Raw records »
----------
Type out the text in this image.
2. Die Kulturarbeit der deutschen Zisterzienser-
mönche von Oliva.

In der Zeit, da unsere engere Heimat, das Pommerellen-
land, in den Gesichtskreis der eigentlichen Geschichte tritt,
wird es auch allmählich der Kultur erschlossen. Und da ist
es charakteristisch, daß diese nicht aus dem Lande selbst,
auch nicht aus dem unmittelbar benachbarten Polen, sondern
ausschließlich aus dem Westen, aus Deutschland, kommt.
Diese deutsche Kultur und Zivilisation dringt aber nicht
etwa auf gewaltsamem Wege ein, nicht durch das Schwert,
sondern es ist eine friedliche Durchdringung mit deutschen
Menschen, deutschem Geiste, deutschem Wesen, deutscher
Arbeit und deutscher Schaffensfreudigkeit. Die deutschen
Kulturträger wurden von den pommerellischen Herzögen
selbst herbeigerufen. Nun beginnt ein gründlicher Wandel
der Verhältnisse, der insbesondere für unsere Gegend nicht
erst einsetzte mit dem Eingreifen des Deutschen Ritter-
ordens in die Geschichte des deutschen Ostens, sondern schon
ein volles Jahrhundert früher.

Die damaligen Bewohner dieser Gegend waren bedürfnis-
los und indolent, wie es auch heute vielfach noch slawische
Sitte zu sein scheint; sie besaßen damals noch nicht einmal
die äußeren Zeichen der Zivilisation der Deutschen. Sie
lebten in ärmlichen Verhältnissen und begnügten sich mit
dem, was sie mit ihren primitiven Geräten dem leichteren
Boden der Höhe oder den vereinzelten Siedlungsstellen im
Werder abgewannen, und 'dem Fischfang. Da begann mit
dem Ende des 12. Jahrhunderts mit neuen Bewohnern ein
----------
Task prompt » All lines above containing the string "Gegend" are to be collected.

Result for this task »
der Verhältnisse, der insbesondere für unsere Gegend nicht
Die damaligen Bewohner dieser Gegend waren bedürfnis-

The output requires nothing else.